**TEXT**
------------------------------------------------------------------------

Recommendations of the SEC Advisory Committee on Smaller Public Companies
By: Cydney Posner
Yesterday, the SEC Advisory Committee on Smaller Public Companies voted to approve a number of preliminary recommendations with respect to possible changes in connection with the regulation of smaller public companies. Note that some of their proposals have already been adopted or proposed by the SEC, so the views of the committee do apparently have some influence.
The Internal Controls subcommittee concluded that the current requirements of SOX 404 led to disproportionate costs and burdens relative to benefits for smaller companies, particularly because of the reduced reliance of smaller companies on internal process controls. In addition, in smaller companies, internal controls were viewed as much less effective in preventing fraud, primarily because of the ease with which management can override controls. In particular, the subcommittee noted that AS 2 was not field-tested, and the subcommittee strongly recommended that the SEC review AS 2 to ensure necessary clarity while avoiding over-auditing.
The Internal Controls subcommittee recommended the following:
One dissenter, noting in particular that the effect of the first two bullet points would be to remove over 80% of public companies from the full application of SOX, questioned whether the SEC had authority under SOX to take the actions recommended in those bullet points, which would subject the actions to certain litigation. There was also significant debate about the advisability of adding an alternative internal control audit standard, given the complexity of learning and applying the original AS 2 standard. Some also questioned whether AS 2 should be regarded as quite so sacrosanct.
Exempt microcap companies (companies with market cap and revenues of less than $125 million) from the application of SOX 404, subject to compliance with certain corporate governance requirements.

------------------------------------------------------------------------

**AVAILABLE DATA**

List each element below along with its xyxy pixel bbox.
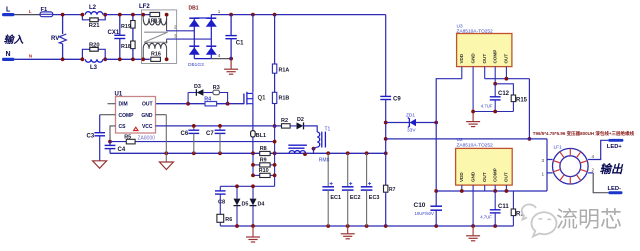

------------------------------------------------------------------------

**EXERCISE TASKS**
1/ In the article on the SEC Advisory Committee, do these statements agree with the text? Answer yes or no for each and quote the deciding words: (a) The Internal Controls subcommittee found that SOX 404 imposed costs on smaller companies out of proportion to its benefits. (b) AS 2 was field-tested before it took effect. (c) Microcap companies are those with market cap and revenues under $125 million.
2/ Reproduce word for word the stretch of the article on the SEC Advisory Committee from "Recommendations of the" through "have some influence.".
The listing comes from a separate source.

**EXPECTED OUTPUTS**
1/
(a) Yes: "the current requirements of SOX 404 led to disproportionate costs and burdens relative to benefits for smaller companies"
(b) No: "the subcommittee noted that AS 2 was not field-tested"
(c) Yes: "companies with market cap and revenues of less than $125 million"

2/
Recommendations of the SEC Advisory Committee on Smaller Public Companies
By: Cydney Posner
Yesterday, the SEC Advisory Committee on Smaller Public Companies voted to approve a number of preliminary recommendations with respect to possible changes in connection with the regulation of smaller public companies. Note that some of their proposals have already been adopted or proposed by the SEC, so the views of the committee do apparently have some influence.